#### BRANO:
------------------------------------------------------------------------

Ricco e problematico il Solo (20/5) di Francesco Martinelli (Centro Nazionale Studi sul Jazz Arrigo Polillo, presso Siena Jazz). Affermata la valenza de “l’archivio come memoria della comunità del jazz”, memoria storica e ideologica, i problemi subentrano a livello di catalogazione. Nonostante vari tentativi, sia a livello europeo che internazionale non esistono criteri e protocolli di indicizzazione unitari e ciò rende difficile il dialogo tra le varie istituzioni, dal National Jazz Archive inglese al tedesco Jazz Insitute di Darmstadt. Un terreno, quindi, su cui lavorare, intanto per estendere e potenziare gli archivi sonori italiani, serbatoi di memoria e giacimenti per rinnovati studi.

------------------------------------------------------------------------

#### COMPITI DA SVOLGERE:
A: Per favore, trascrivi dal brano tutto ciò che va da "Ricco e problematico" fino a "per rinnovati studi.".
B: Indica se ciascuna affermazione concorda con il brano, rispondendo sì o no e citando alla lettera le parole decisive: (i) a livello europeo esistono criteri di indicizzazione unitari; (ii) il Centro Nazionale Studi sul Jazz Arrigo Polillo si trova presso Siena Jazz; (iii) gli archivi sonori italiani sono definiti serbatoi di memoria.
C: Elenca tutti gli aggettivi scritti con l'iniziale minuscola che nel brano indicano un ambito geografico o nazionale.
Le righe riportate qui provengono da una fonte diversa dal brano.

------------------------------------------------------------------------

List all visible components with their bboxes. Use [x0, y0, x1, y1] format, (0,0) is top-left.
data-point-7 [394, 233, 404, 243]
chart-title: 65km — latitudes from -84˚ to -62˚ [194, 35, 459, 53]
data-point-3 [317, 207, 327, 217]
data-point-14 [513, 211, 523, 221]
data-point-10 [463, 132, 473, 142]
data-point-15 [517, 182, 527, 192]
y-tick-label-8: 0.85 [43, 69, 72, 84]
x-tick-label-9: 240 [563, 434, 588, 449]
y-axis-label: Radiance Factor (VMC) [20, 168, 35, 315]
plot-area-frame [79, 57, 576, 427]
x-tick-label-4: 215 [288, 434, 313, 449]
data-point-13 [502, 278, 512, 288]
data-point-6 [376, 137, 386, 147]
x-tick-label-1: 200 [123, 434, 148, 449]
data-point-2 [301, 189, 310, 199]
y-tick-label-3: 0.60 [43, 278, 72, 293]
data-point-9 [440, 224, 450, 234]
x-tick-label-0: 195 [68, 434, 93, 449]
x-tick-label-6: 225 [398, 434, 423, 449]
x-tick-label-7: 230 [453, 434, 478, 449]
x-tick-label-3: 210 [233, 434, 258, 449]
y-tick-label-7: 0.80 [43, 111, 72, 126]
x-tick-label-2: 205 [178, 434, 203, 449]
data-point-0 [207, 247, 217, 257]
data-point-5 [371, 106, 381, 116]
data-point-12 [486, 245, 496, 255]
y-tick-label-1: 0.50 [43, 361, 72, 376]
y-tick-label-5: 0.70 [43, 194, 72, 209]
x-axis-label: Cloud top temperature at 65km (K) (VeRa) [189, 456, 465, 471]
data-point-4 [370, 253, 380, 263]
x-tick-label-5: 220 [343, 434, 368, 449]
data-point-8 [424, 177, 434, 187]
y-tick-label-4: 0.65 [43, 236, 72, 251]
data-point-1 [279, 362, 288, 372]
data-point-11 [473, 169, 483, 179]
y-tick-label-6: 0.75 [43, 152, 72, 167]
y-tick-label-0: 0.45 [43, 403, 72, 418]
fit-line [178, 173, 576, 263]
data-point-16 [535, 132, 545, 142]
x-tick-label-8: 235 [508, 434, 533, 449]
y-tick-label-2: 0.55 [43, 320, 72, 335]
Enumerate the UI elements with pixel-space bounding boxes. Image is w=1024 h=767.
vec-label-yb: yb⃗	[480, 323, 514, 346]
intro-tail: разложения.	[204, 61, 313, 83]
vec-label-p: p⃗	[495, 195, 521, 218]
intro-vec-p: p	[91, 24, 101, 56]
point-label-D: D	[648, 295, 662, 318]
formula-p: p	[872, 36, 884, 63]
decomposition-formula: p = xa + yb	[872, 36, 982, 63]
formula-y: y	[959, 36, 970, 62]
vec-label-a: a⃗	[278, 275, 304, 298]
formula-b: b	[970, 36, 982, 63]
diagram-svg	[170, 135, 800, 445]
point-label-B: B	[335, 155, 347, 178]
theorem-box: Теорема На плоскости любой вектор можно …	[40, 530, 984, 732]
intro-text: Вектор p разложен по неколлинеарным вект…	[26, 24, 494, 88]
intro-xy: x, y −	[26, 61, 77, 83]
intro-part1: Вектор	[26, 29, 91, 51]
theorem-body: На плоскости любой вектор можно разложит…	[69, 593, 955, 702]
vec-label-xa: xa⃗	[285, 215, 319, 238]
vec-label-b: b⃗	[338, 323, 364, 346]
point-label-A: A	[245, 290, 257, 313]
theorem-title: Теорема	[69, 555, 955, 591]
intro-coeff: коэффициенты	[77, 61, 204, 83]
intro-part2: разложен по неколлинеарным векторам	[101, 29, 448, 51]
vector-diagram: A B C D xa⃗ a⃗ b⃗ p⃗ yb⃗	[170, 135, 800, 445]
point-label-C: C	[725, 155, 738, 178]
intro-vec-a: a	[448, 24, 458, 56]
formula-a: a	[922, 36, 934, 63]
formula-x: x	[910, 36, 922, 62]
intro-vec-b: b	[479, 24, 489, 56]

------------------------------------------------------------------------

#### RISPOSTE ATTESE:
A:
Ricco e problematico il Solo (20/5) di Francesco Martinelli (Centro Nazionale Studi sul Jazz Arrigo Polillo, presso Siena Jazz). Affermata la valenza de “l’archivio come memoria della comunità del jazz”, memoria storica e ideologica, i problemi subentrano a livello di catalogazione. Nonostante vari tentativi, sia a livello europeo che internazionale non esistono criteri e protocolli di indicizzazione unitari e ciò rende difficile il dialogo tra le varie istituzioni, dal National Jazz Archive inglese al tedesco Jazz Insitute di Darmstadt. Un terreno, quindi, su cui lavorare, intanto per estendere e potenziare gli archivi sonori italiani, serbatoi di memoria e giacimenti per rinnovati studi.

B:
(i) No: "sia a livello europeo che internazionale non esistono criteri e protocolli di indicizzazione unitari"
(ii) Sì: "Centro Nazionale Studi sul Jazz Arrigo Polillo, presso Siena Jazz"
(iii) Sì: "gli archivi sonori italiani, serbatoi di memoria e giacimenti per rinnovati studi"

C: europeo, internazionale, inglese, tedesco, italiani